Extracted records
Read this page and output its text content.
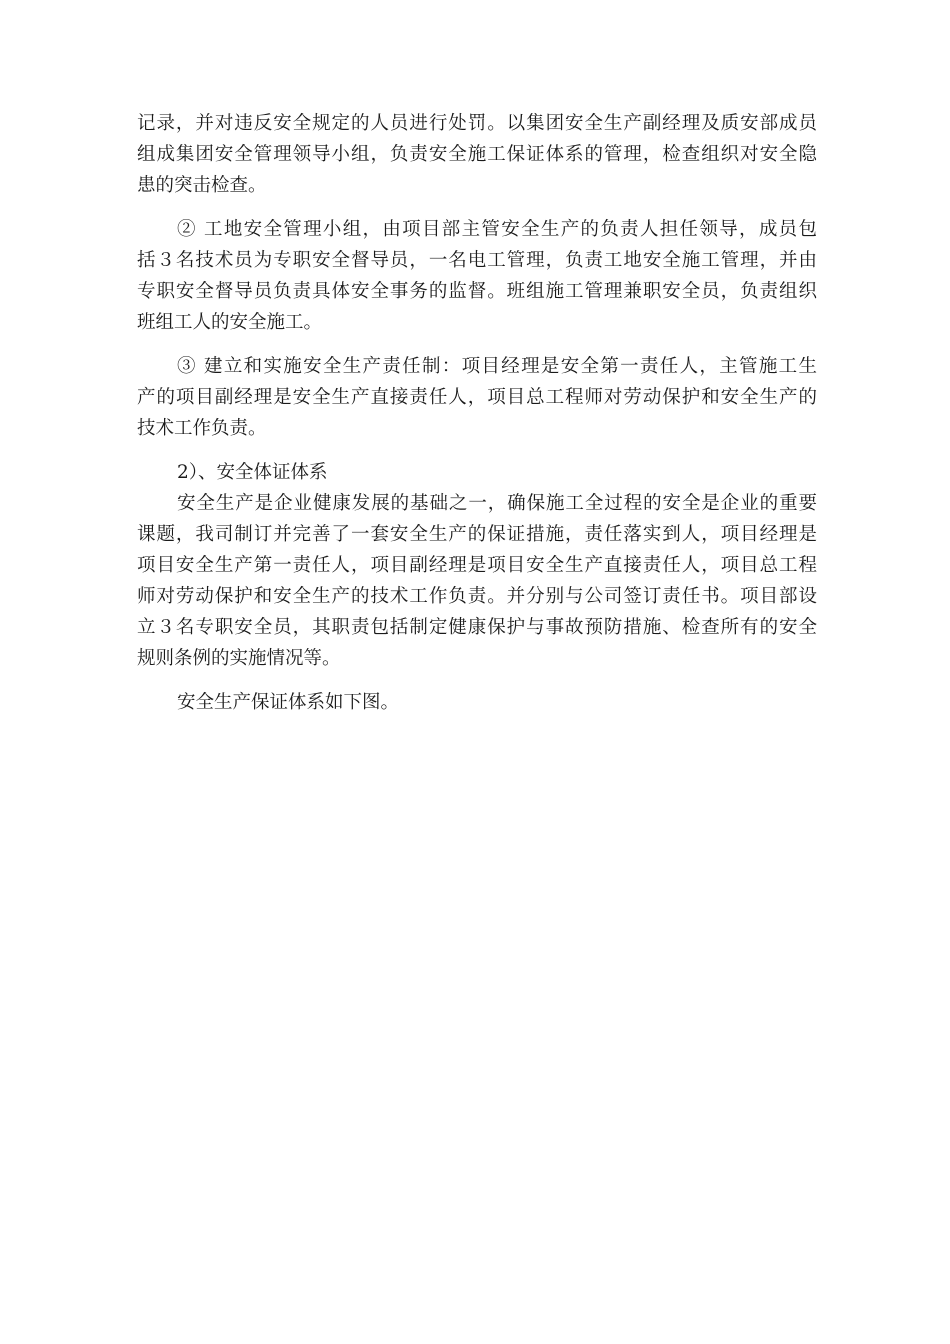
记录，并对违反安全规定的人员进行处罚。以集团安全生产副经理及质安部成员
组成集团安全管理领导小组，负责安全施工保证体系的管理，检查组织对安全隐
患的突击检查。
② 工地安全管理小组，由项目部主管安全生产的负责人担任领导，成员包
括３名技术员为专职安全督导员，一名电工管理，负责工地安全施工管理，并由
专职安全督导员负责具体安全事务的监督。班组施工管理兼职安全员，负责组织
班组工人的安全施工。
③ 建立和实施安全生产责任制：项目经理是安全第一责任人，主管施工生
产的项目副经理是安全生产直接责任人，项目总工程师对劳动保护和安全生产的
技术工作负责。
2）、安全体证体系
安全生产是企业健康发展的基础之一，确保施工全过程的安全是企业的重要
课题，我司制订并完善了一套安全生产的保证措施，责任落实到人，项目经理是
项目安全生产第一责任人，项目副经理是项目安全生产直接责任人，项目总工程
师对劳动保护和安全生产的技术工作负责。并分别与公司签订责任书。项目部设
立３名专职安全员，其职责包括制定健康保护与事故预防措施、检查所有的安全
规则条例的实施情况等。
安全生产保证体系如下图。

■ **WHAT IS ASKED**: Copy the records exactly as they appear, excluding images.

■ **TASK SOLUTION**:
Read this page and output its text content.
记录，并对违反安全规定的人员进行处罚。以集团安全生产副经理及质安部成员
组成集团安全管理领导小组，负责安全施工保证体系的管理，检查组织对安全隐
患的突击检查。
② 工地安全管理小组，由项目部主管安全生产的负责人担任领导，成员包
括３名技术员为专职安全督导员，一名电工管理，负责工地安全施工管理，并由
专职安全督导员负责具体安全事务的监督。班组施工管理兼职安全员，负责组织
班组工人的安全施工。
③ 建立和实施安全生产责任制：项目经理是安全第一责任人，主管施工生
产的项目副经理是安全生产直接责任人，项目总工程师对劳动保护和安全生产的
技术工作负责。
2）、安全体证体系
安全生产是企业健康发展的基础之一，确保施工全过程的安全是企业的重要
课题，我司制订并完善了一套安全生产的保证措施，责任落实到人，项目经理是
项目安全生产第一责任人，项目副经理是项目安全生产直接责任人，项目总工程
师对劳动保护和安全生产的技术工作负责。并分别与公司签订责任书。项目部设
立３名专职安全员，其职责包括制定健康保护与事故预防措施、检查所有的安全
规则条例的实施情况等。
安全生产保证体系如下图。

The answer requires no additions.